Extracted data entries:
○ ○ ○ ○ ○ ○ ○

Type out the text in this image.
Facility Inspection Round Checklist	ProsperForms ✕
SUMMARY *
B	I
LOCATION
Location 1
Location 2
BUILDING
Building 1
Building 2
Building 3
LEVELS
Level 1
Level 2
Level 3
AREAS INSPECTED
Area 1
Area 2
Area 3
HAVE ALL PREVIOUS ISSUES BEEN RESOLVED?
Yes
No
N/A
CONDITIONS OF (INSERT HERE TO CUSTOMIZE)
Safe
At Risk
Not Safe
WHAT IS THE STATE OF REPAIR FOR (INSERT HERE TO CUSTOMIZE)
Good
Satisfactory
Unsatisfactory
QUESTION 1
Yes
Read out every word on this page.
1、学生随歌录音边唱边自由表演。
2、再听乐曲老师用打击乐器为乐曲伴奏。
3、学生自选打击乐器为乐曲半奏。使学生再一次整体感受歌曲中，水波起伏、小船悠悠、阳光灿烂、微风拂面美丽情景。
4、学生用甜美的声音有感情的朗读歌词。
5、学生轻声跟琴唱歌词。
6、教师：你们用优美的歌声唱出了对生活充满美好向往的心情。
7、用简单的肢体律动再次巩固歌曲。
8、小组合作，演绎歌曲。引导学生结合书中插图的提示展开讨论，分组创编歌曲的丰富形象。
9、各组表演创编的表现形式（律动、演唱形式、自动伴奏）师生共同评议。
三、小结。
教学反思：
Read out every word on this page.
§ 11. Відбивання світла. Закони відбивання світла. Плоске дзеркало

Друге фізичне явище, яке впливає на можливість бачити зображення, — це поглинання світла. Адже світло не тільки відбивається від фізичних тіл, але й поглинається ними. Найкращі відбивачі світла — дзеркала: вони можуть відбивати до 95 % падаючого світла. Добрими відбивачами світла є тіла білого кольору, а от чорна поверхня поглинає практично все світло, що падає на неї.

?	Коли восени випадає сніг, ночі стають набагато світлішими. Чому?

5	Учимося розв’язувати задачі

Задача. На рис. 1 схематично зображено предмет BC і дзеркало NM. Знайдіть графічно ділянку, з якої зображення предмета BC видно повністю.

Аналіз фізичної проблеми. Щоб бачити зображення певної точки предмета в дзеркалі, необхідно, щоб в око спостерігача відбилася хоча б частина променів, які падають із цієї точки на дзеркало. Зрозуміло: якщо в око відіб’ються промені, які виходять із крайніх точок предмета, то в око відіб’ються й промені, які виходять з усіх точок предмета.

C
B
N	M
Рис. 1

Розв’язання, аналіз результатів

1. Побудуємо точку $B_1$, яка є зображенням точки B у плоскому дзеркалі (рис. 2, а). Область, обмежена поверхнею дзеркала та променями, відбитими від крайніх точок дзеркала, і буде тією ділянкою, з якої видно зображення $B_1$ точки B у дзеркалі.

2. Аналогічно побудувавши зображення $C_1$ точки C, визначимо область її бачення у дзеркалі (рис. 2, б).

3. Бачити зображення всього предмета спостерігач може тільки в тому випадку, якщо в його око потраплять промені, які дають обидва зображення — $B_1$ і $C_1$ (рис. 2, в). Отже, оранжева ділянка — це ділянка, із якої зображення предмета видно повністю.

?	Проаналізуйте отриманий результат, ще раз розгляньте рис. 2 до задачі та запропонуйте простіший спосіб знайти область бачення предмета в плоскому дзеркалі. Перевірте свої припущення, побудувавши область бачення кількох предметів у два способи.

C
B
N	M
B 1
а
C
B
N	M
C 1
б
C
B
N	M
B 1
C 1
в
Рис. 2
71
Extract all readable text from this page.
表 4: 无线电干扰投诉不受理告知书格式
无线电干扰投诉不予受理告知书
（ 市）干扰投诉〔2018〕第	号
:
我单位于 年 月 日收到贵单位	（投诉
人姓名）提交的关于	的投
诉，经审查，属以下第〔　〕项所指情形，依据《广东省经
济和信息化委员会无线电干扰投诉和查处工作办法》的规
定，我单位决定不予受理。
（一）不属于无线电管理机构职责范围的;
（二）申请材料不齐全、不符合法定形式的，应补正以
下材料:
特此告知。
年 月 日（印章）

○ ○ ○ ○ ○ ○ ○

| Given task |
Check each line of the records for the word "HERE", and show the lines that contain it.

| Full output |
CONDITIONS OF (INSERT HERE TO CUSTOMIZE)
WHAT IS THE STATE OF REPAIR FOR (INSERT HERE TO CUSTOMIZE)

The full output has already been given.